Say how many lines include "придомовой", with no words around the number.

## Data shown
-- start --

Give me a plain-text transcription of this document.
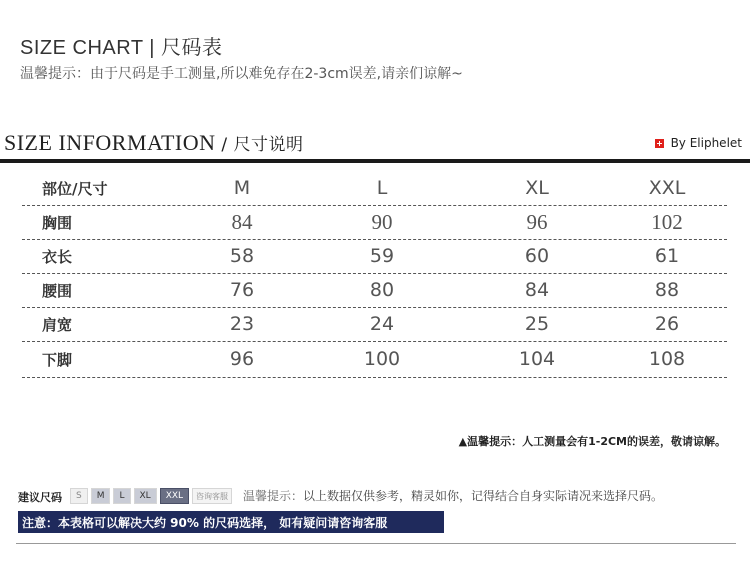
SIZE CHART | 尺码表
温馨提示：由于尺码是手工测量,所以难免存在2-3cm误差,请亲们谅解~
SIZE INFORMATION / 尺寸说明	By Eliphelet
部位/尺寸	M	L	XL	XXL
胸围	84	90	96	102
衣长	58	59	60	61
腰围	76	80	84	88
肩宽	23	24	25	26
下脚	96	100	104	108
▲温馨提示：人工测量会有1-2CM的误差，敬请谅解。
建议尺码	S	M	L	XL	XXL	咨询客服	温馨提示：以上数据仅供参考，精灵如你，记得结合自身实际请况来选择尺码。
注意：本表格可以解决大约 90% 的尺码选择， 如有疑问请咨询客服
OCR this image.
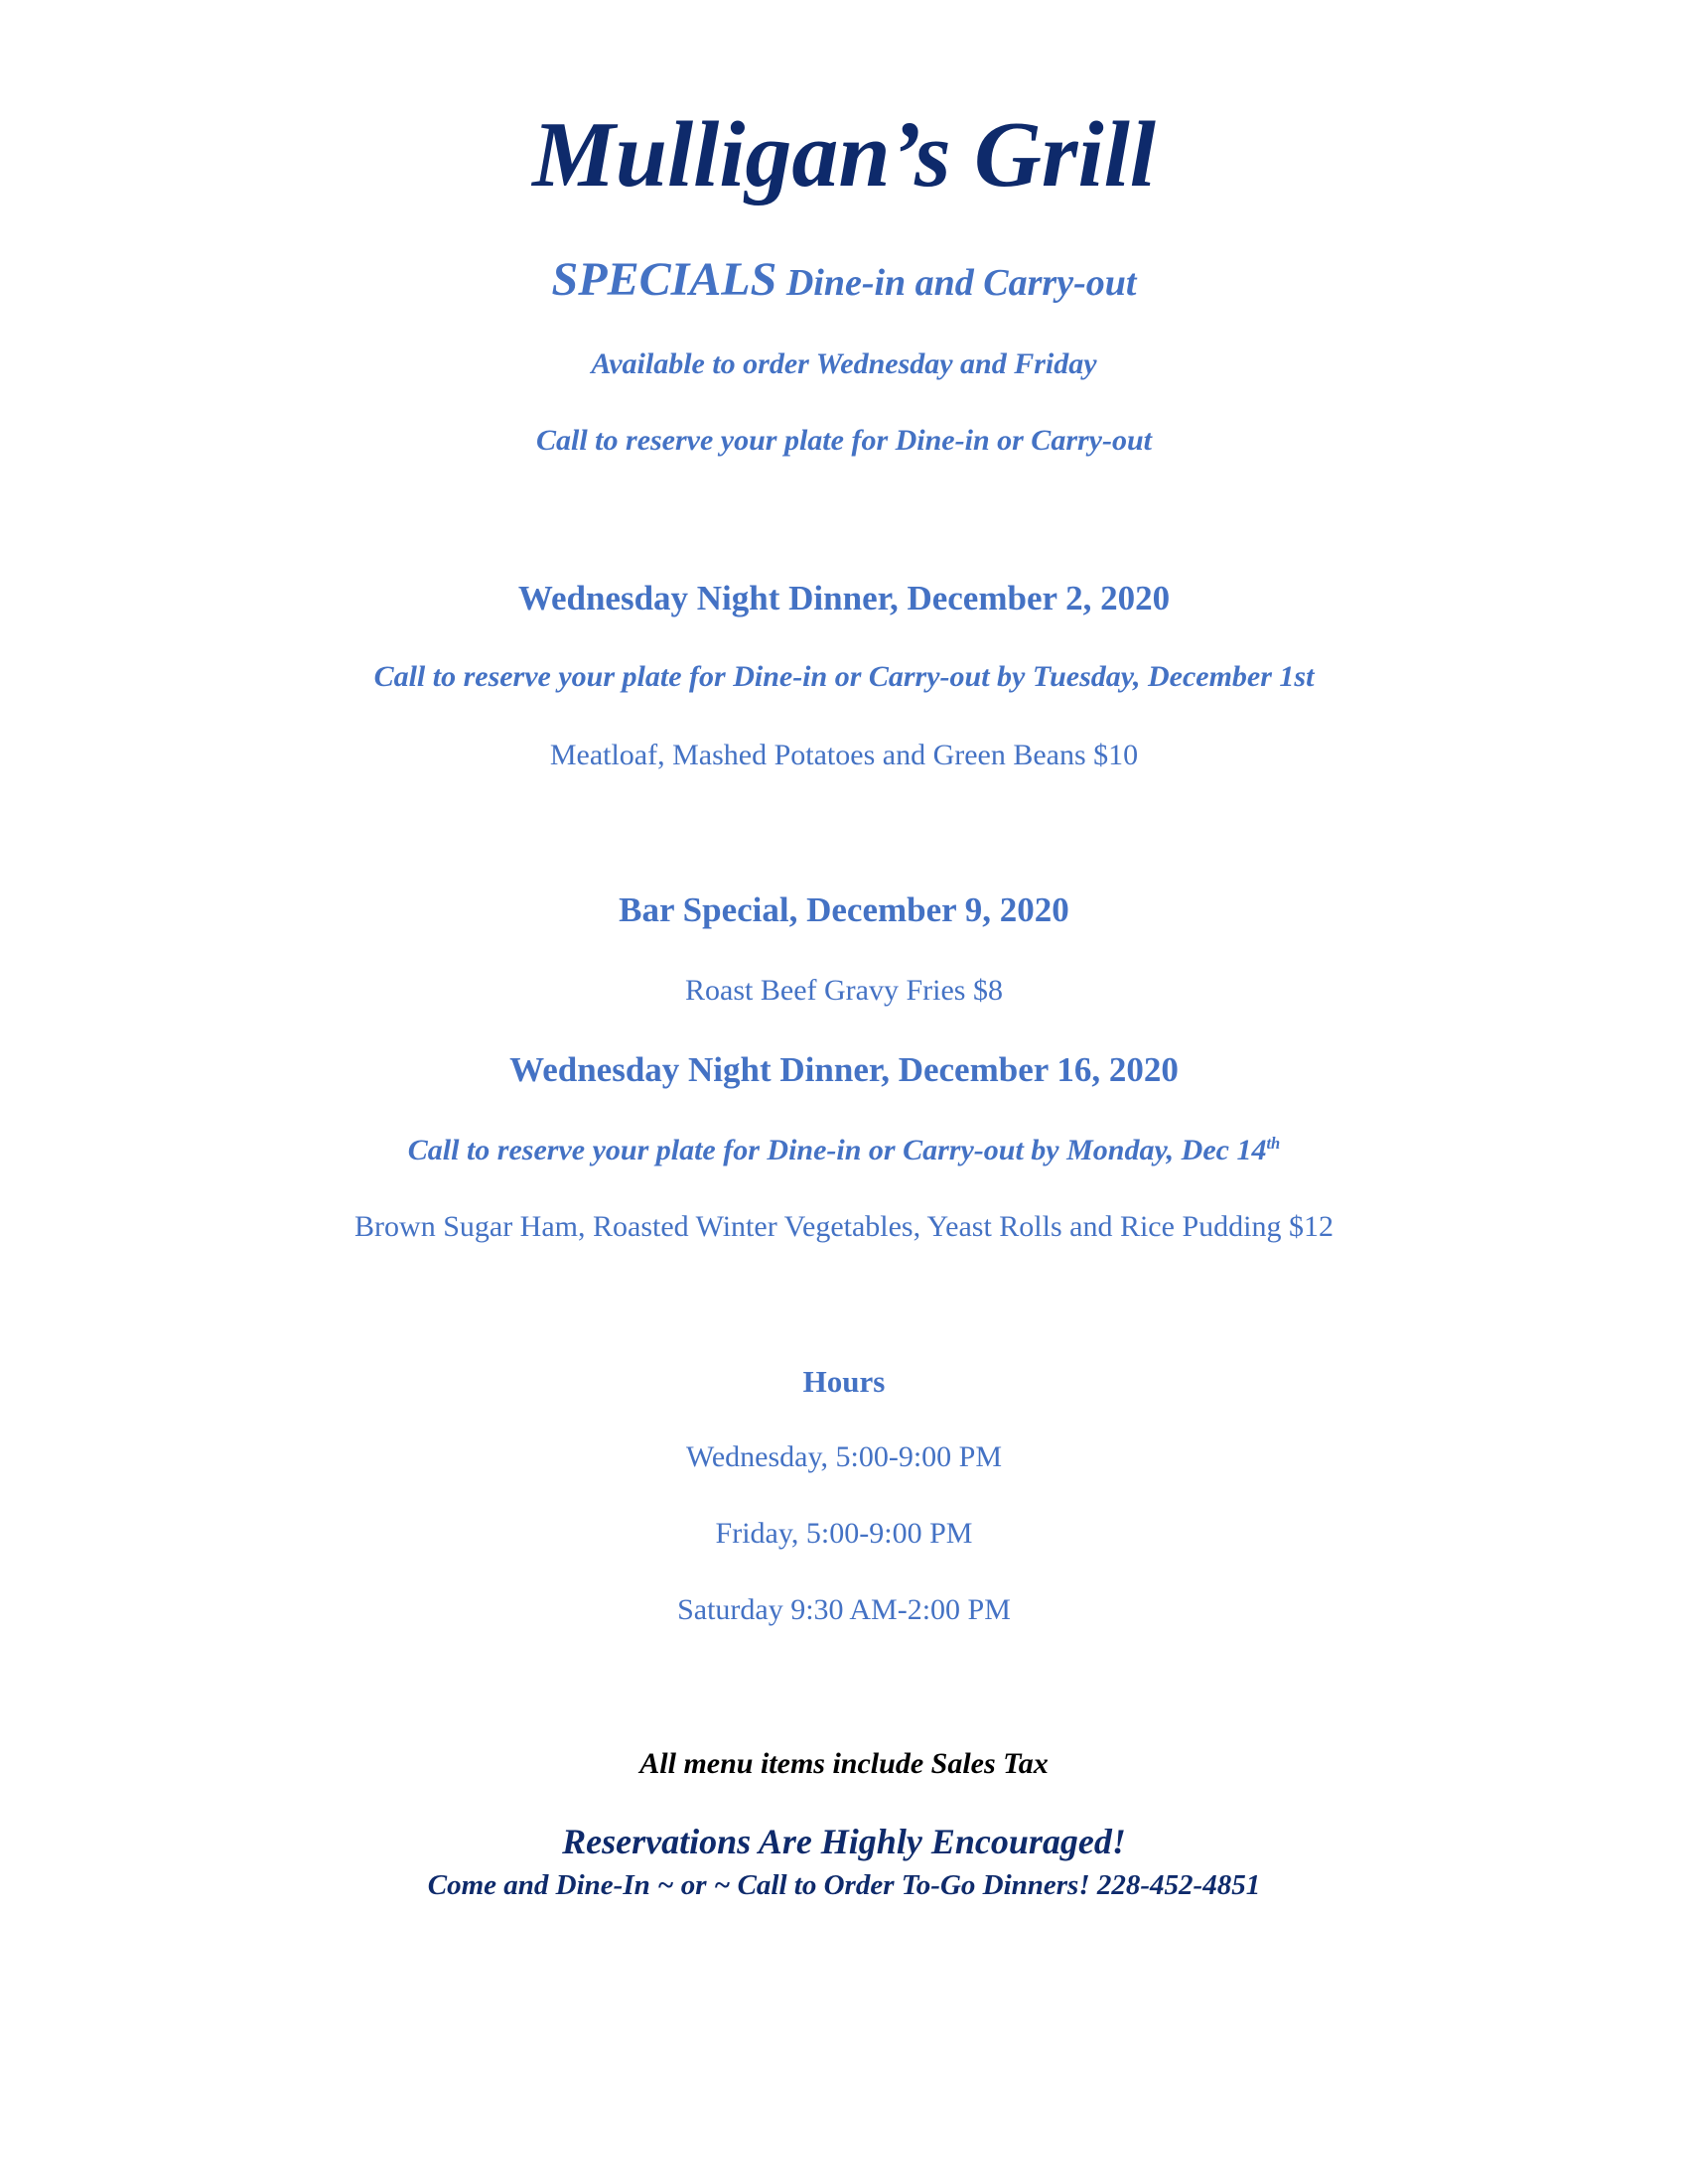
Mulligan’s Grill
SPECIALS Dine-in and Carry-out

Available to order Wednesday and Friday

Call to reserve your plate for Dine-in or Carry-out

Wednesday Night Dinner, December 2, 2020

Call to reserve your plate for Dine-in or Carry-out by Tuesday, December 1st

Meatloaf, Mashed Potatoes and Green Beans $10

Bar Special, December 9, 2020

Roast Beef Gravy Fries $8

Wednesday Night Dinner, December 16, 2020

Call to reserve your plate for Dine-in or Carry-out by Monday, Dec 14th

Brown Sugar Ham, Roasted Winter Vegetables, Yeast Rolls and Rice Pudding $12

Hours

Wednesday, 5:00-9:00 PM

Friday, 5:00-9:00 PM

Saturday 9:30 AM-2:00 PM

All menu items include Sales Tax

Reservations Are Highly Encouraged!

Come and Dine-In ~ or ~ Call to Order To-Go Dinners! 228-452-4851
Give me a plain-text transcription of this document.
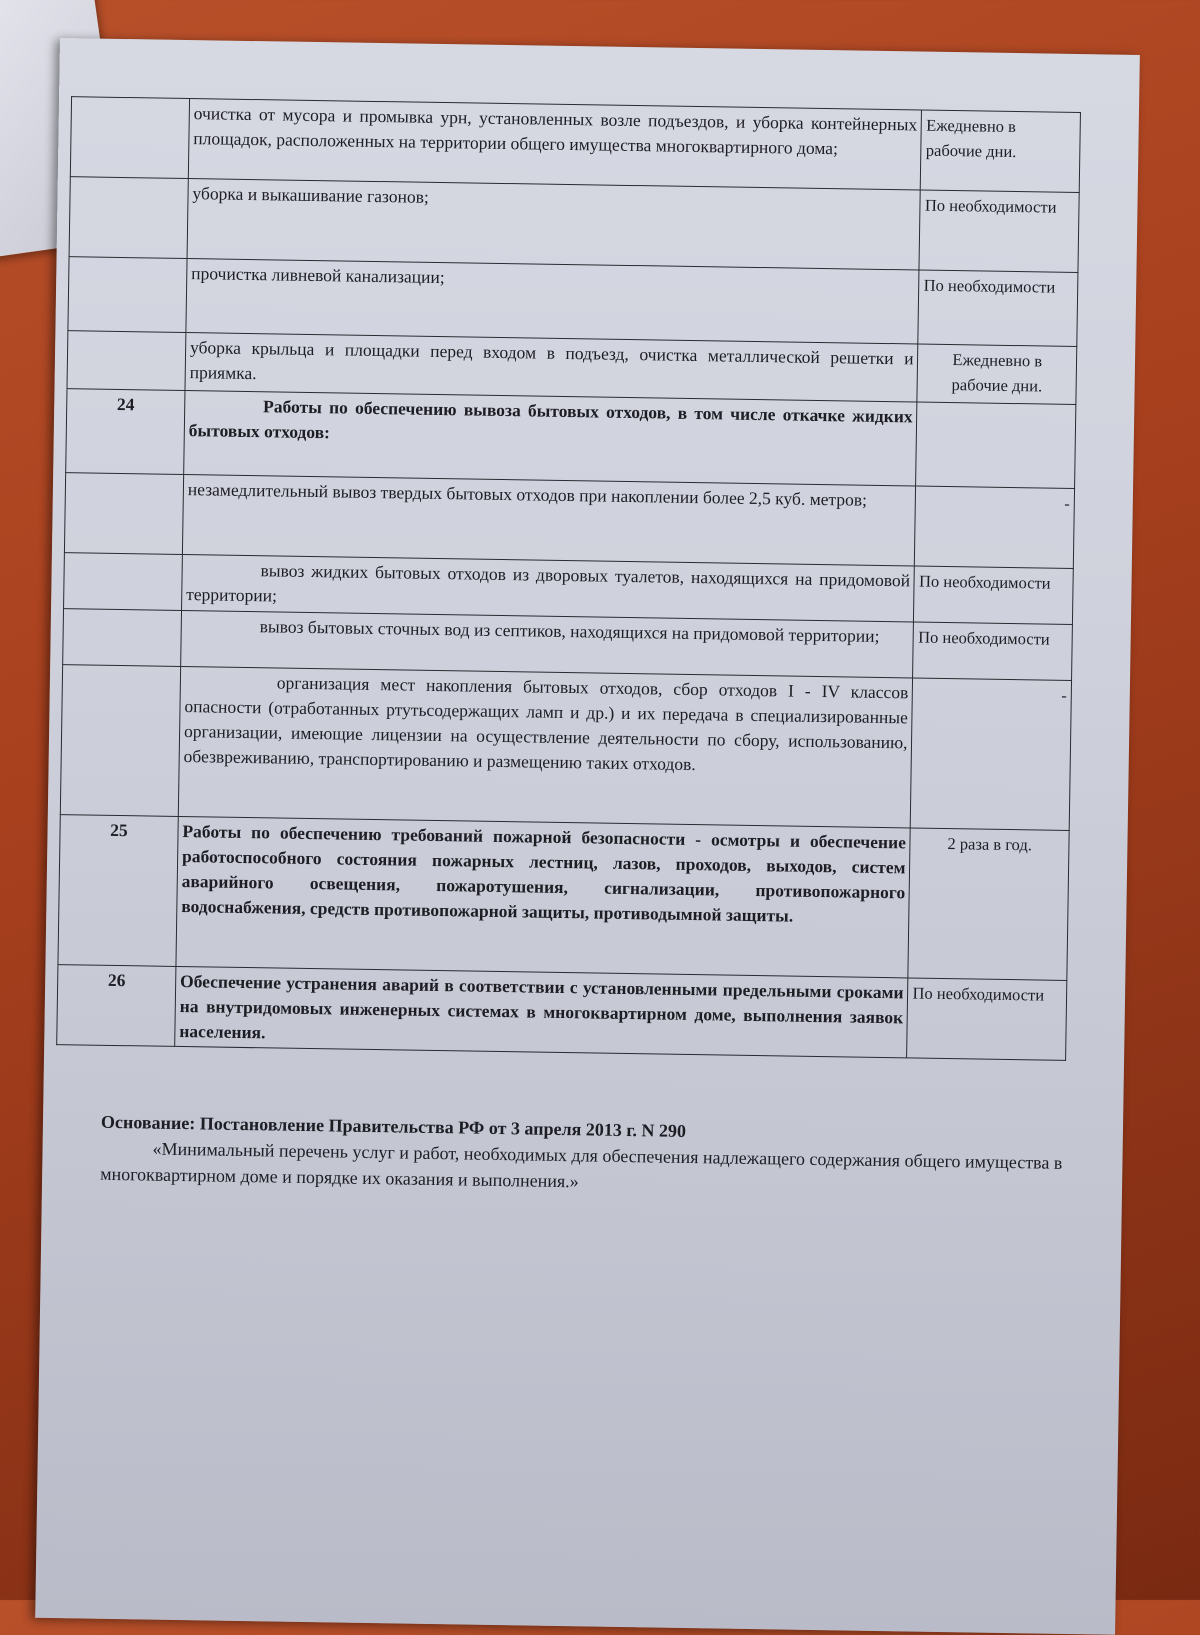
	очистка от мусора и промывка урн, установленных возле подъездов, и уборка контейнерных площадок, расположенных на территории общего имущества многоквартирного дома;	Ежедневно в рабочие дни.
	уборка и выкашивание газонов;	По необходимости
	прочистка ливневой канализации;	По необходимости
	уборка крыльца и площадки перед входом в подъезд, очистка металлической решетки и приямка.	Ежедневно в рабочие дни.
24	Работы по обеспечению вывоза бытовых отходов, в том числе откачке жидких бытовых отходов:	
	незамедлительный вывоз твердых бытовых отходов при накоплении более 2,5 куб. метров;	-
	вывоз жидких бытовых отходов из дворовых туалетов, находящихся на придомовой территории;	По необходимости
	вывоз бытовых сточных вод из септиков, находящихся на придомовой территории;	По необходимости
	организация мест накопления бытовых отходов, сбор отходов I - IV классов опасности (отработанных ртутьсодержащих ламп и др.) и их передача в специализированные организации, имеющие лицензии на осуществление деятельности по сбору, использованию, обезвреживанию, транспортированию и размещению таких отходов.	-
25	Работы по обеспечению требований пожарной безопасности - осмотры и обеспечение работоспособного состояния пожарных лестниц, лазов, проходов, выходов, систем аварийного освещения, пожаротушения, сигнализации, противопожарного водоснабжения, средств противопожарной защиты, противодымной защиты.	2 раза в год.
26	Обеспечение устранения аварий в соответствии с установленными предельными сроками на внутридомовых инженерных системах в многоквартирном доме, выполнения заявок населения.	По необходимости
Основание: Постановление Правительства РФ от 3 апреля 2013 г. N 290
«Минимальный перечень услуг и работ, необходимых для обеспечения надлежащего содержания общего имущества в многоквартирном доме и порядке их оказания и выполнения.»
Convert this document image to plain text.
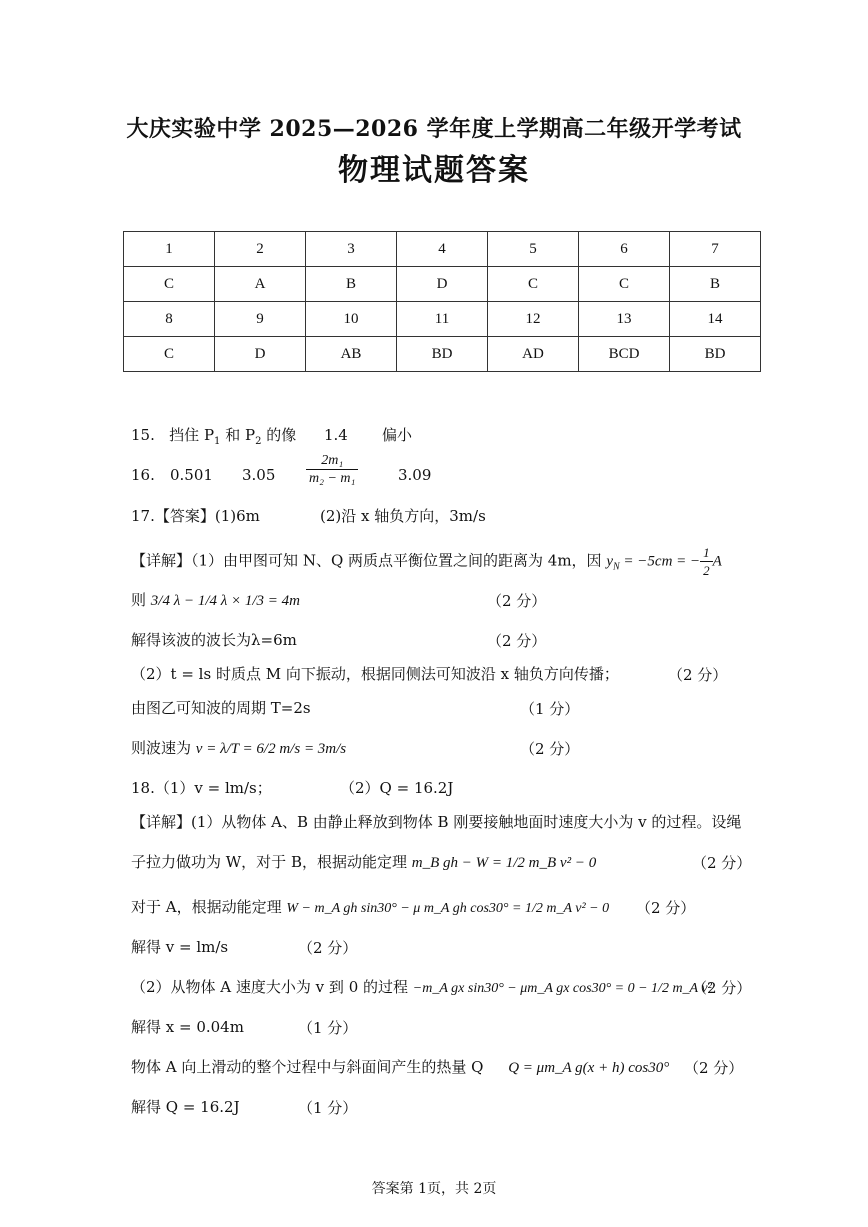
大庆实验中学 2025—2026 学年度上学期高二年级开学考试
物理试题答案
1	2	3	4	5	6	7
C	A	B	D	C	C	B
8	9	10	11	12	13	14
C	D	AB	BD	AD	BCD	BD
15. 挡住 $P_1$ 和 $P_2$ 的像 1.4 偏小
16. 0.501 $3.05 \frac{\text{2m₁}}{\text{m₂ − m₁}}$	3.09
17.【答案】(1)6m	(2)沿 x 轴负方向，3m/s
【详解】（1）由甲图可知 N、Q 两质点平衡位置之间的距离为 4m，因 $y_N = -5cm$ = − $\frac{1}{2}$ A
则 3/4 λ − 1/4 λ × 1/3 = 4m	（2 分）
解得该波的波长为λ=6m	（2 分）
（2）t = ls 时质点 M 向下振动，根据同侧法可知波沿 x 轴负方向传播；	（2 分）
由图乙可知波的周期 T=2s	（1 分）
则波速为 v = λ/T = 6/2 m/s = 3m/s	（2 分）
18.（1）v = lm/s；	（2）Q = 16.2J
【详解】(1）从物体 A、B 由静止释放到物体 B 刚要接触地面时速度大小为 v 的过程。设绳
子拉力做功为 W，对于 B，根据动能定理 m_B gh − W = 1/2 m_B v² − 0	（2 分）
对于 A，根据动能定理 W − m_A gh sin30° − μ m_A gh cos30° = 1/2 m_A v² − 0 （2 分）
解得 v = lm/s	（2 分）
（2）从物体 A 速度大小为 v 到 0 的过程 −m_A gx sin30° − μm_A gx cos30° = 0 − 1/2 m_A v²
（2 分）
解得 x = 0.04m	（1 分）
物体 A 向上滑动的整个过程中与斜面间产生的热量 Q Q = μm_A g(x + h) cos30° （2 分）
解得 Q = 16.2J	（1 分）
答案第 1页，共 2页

-- end --

## Response to this exercise
2